• **Dataset entries**

⁂

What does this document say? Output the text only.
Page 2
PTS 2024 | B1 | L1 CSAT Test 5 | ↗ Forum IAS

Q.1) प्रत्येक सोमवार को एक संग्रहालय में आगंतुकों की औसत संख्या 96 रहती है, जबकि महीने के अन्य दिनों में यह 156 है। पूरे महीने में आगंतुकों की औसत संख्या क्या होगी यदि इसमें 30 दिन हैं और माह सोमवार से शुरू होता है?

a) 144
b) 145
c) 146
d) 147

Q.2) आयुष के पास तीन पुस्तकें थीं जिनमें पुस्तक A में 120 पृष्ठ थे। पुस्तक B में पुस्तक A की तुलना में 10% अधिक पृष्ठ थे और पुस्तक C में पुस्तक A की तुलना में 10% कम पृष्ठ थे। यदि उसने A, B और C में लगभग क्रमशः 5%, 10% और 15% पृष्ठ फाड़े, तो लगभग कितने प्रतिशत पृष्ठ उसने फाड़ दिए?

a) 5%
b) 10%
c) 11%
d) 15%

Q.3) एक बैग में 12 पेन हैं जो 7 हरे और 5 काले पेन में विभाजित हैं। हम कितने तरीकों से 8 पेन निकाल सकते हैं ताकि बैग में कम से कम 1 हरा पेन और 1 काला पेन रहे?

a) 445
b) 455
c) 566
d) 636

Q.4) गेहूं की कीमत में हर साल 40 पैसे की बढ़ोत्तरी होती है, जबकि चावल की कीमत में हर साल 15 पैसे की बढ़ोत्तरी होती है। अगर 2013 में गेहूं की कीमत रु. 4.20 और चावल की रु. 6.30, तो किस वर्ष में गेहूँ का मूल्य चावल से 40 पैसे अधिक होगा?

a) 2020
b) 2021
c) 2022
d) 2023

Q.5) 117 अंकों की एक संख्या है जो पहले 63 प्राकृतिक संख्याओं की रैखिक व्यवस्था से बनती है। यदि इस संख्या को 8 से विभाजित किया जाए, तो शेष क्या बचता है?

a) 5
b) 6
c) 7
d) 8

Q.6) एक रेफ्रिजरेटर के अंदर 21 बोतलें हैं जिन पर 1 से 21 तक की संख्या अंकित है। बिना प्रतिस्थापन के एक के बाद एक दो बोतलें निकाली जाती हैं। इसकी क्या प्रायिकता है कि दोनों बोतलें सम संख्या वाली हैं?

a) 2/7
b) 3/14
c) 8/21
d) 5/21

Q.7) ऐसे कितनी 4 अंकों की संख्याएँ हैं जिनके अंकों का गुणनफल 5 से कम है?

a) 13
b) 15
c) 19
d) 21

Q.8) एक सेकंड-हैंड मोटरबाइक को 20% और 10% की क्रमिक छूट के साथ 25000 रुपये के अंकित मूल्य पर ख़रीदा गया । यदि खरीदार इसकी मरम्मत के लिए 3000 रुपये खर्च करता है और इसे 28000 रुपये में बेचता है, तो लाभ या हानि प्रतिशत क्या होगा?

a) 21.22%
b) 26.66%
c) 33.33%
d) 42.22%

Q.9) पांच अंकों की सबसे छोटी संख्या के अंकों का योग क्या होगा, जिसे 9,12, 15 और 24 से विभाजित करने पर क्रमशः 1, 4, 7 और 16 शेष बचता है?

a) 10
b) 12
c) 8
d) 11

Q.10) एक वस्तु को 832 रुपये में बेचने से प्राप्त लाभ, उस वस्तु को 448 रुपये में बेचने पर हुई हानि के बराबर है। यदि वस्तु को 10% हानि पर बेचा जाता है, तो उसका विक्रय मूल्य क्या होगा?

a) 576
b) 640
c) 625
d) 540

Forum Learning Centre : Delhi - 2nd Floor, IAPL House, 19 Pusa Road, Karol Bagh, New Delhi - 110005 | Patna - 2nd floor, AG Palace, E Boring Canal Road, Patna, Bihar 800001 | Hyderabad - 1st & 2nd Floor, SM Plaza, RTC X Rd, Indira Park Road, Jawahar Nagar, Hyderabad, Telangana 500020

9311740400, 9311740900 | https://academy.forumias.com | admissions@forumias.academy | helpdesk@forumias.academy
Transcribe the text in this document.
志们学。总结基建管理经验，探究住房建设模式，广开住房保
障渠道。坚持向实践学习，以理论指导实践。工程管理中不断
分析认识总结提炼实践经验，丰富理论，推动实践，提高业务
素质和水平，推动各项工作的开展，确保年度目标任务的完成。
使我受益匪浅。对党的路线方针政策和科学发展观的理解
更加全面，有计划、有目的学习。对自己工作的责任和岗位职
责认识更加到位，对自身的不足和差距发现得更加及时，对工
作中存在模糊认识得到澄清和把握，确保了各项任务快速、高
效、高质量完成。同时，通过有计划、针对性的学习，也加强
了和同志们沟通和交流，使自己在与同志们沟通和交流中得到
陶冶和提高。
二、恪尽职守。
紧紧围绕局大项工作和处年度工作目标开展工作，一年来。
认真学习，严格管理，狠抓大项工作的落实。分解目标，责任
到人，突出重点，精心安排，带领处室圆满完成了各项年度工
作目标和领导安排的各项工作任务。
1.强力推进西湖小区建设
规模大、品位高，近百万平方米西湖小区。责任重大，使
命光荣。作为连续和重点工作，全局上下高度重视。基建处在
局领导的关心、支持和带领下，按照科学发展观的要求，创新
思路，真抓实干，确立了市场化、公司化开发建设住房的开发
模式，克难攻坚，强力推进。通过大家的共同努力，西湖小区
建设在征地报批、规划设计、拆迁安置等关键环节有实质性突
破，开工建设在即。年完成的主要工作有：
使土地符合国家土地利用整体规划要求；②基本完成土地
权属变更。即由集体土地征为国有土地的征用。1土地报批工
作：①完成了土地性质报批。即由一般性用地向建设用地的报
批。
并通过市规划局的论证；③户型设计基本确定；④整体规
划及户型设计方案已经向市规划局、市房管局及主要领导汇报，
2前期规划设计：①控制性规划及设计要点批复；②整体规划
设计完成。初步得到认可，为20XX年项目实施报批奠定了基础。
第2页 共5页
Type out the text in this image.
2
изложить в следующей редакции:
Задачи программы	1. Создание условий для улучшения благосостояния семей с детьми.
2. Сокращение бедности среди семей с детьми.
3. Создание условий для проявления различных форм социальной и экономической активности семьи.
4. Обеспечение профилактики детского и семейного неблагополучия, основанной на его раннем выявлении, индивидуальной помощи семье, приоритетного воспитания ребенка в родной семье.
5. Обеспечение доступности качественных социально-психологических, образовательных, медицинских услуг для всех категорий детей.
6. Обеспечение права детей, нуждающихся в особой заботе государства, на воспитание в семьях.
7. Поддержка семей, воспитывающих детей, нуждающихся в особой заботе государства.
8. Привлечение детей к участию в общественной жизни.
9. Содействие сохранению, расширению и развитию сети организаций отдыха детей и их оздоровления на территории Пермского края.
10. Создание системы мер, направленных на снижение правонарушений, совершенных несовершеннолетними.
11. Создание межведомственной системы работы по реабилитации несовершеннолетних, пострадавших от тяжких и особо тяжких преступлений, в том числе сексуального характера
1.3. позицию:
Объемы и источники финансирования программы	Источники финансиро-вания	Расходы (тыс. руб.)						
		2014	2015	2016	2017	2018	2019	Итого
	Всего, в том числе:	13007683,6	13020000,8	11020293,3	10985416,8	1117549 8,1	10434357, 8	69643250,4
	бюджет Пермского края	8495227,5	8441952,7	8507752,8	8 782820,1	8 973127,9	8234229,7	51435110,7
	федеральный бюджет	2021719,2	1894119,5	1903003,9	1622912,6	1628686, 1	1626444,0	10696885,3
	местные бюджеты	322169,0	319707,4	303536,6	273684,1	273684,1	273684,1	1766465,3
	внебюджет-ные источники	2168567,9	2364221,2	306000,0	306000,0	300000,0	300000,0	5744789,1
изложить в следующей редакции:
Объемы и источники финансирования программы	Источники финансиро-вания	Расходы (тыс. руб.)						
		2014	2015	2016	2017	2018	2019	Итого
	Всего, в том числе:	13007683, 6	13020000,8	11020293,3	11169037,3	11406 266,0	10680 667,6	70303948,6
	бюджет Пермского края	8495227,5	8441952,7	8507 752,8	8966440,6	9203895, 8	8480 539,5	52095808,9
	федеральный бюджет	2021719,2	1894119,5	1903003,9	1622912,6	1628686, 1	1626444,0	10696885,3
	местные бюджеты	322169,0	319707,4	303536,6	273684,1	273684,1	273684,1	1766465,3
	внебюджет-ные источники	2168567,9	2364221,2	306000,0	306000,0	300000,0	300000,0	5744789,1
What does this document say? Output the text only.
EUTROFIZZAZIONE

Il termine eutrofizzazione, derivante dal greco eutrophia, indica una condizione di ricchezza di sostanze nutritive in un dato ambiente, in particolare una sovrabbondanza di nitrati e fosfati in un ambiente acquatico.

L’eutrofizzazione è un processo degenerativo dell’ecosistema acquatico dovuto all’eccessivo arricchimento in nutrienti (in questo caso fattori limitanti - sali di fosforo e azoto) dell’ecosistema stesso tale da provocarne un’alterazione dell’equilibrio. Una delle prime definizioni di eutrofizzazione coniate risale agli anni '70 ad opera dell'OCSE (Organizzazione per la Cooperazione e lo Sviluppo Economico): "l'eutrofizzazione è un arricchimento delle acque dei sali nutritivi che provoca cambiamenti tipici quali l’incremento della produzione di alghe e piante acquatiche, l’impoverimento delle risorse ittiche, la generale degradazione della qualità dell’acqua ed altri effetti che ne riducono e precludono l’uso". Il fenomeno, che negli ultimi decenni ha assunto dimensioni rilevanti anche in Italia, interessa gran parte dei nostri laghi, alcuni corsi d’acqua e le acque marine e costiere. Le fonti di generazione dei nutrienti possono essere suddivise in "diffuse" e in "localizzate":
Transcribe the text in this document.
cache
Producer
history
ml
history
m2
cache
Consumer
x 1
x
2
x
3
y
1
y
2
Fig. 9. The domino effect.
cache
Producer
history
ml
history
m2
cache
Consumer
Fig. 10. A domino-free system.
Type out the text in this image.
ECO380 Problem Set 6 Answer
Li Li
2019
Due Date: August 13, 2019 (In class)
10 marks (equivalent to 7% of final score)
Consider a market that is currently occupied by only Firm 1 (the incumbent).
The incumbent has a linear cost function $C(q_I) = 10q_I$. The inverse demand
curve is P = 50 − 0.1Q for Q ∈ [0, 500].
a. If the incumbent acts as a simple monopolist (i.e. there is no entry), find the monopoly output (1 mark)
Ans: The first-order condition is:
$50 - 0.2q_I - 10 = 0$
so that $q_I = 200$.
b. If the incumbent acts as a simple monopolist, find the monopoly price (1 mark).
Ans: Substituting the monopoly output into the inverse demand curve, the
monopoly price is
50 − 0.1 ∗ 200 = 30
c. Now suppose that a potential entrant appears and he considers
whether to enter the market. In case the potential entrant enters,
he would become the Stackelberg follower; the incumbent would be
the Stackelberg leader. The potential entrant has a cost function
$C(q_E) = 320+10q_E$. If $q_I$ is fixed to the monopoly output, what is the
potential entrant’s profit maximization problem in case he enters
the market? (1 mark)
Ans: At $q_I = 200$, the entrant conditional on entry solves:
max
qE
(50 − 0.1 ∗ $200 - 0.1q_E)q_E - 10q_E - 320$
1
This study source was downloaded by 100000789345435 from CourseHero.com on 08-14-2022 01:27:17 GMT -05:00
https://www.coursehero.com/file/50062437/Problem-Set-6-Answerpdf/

⁂

• **Given exercise**
From the records above, pull out each line that has "Stackelberg".

• **Exercise solution**
he would become the Stackelberg follower; the incumbent would be
the Stackelberg leader. The potential entrant has a cost function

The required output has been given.